▸ **SUPPLIED DATA**

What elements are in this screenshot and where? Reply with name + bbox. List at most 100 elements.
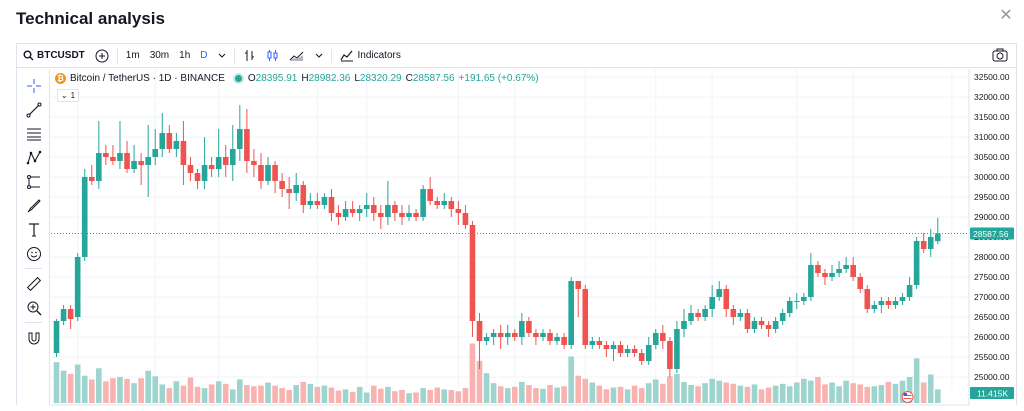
--
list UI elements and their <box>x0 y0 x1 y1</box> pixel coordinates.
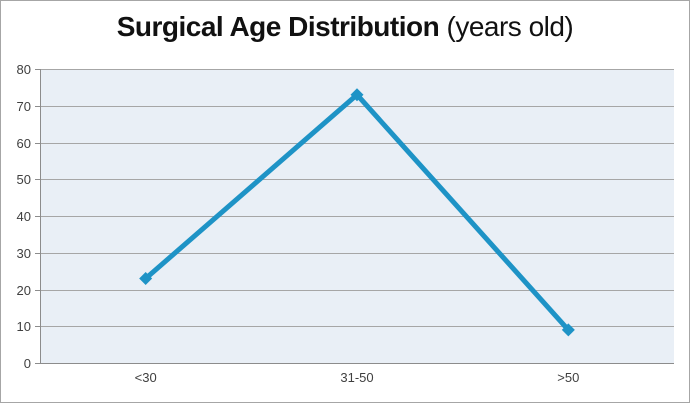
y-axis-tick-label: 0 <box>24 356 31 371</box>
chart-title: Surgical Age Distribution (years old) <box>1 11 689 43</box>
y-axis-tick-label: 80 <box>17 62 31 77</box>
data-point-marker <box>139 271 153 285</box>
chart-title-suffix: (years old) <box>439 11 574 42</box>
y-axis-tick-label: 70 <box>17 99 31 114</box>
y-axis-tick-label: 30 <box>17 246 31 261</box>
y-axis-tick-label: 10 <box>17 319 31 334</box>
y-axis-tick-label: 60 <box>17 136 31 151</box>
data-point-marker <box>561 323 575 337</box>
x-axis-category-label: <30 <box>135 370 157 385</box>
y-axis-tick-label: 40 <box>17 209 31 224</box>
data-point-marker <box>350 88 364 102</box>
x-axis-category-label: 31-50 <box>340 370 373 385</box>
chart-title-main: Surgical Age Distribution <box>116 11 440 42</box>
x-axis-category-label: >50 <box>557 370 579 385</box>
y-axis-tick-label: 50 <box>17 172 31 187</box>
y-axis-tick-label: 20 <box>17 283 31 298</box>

▸ **WHAT IS EXPECTED**
Reproduce word for word the part of the entries that opens with the line containing "list UI elements" and closes with the line containing "y-axis-tick-label: 20 <box>17". Leave the pictures out of your copy.

▸ **SOLVED EXERCISE**
list UI elements and their <box>x0 y0 x1 y1</box> pixel coordinates.
y-axis-tick-label: 0 <box>24 356 31 371</box>
chart-title: Surgical Age Distribution (years old) <box>1 11 689 43</box>
y-axis-tick-label: 80 <box>17 62 31 77</box>
data-point-marker <box>139 271 153 285</box>
chart-title-suffix: (years old) <box>439 11 574 42</box>
y-axis-tick-label: 70 <box>17 99 31 114</box>
y-axis-tick-label: 30 <box>17 246 31 261</box>
y-axis-tick-label: 10 <box>17 319 31 334</box>
y-axis-tick-label: 60 <box>17 136 31 151</box>
data-point-marker <box>561 323 575 337</box>
x-axis-category-label: <30 <box>135 370 157 385</box>
y-axis-tick-label: 40 <box>17 209 31 224</box>
data-point-marker <box>350 88 364 102</box>
x-axis-category-label: 31-50 <box>340 370 373 385</box>
chart-title-main: Surgical Age Distribution <box>116 11 440 42</box>
x-axis-category-label: >50 <box>557 370 579 385</box>
y-axis-tick-label: 50 <box>17 172 31 187</box>
y-axis-tick-label: 20 <box>17 283 31 298</box>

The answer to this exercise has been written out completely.